**Goal**
Return the entries verbatim and drop every picture.

**Stored rows**
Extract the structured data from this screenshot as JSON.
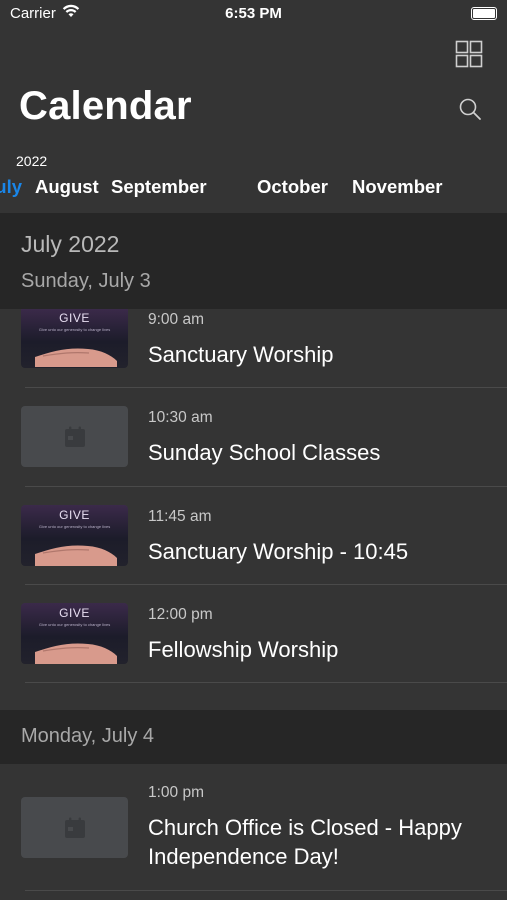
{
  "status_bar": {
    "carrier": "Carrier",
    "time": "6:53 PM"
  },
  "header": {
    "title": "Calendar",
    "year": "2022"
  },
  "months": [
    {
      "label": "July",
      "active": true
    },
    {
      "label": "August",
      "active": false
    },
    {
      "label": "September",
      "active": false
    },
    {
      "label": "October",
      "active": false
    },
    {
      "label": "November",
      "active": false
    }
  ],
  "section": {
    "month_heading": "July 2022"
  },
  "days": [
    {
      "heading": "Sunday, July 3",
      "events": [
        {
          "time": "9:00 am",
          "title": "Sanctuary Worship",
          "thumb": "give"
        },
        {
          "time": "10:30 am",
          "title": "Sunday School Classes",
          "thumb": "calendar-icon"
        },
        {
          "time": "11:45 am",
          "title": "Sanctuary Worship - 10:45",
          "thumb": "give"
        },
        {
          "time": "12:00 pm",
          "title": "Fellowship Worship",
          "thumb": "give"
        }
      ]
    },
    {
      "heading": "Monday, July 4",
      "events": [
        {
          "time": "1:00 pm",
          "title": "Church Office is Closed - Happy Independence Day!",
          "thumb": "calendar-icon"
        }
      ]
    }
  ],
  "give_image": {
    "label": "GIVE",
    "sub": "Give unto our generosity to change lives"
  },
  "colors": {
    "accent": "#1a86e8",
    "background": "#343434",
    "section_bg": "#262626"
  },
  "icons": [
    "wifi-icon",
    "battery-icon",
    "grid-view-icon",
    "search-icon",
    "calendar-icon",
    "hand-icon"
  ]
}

**Task output**
Extract the structured data from this screenshot as JSON.
{
  "status_bar": {
    "carrier": "Carrier",
    "time": "6:53 PM"
  },
  "header": {
    "title": "Calendar",
    "year": "2022"
  },
  "months": [
    {
      "label": "July",
      "active": true
    },
    {
      "label": "August",
      "active": false
    },
    {
      "label": "September",
      "active": false
    },
    {
      "label": "October",
      "active": false
    },
    {
      "label": "November",
      "active": false
    }
  ],
  "section": {
    "month_heading": "July 2022"
  },
  "days": [
    {
      "heading": "Sunday, July 3",
      "events": [
        {
          "time": "9:00 am",
          "title": "Sanctuary Worship",
          "thumb": "give"
        },
        {
          "time": "10:30 am",
          "title": "Sunday School Classes",
          "thumb": "calendar-icon"
        },
        {
          "time": "11:45 am",
          "title": "Sanctuary Worship - 10:45",
          "thumb": "give"
        },
        {
          "time": "12:00 pm",
          "title": "Fellowship Worship",
          "thumb": "give"
        }
      ]
    },
    {
      "heading": "Monday, July 4",
      "events": [
        {
          "time": "1:00 pm",
          "title": "Church Office is Closed - Happy Independence Day!",
          "thumb": "calendar-icon"
        }
      ]
    }
  ],
  "give_image": {
    "label": "GIVE",
    "sub": "Give unto our generosity to change lives"
  },
  "colors": {
    "accent": "#1a86e8",
    "background": "#343434",
    "section_bg": "#262626"
  },
  "icons": [
    "wifi-icon",
    "battery-icon",
    "grid-view-icon",
    "search-icon",
    "calendar-icon",
    "hand-icon"
  ]
}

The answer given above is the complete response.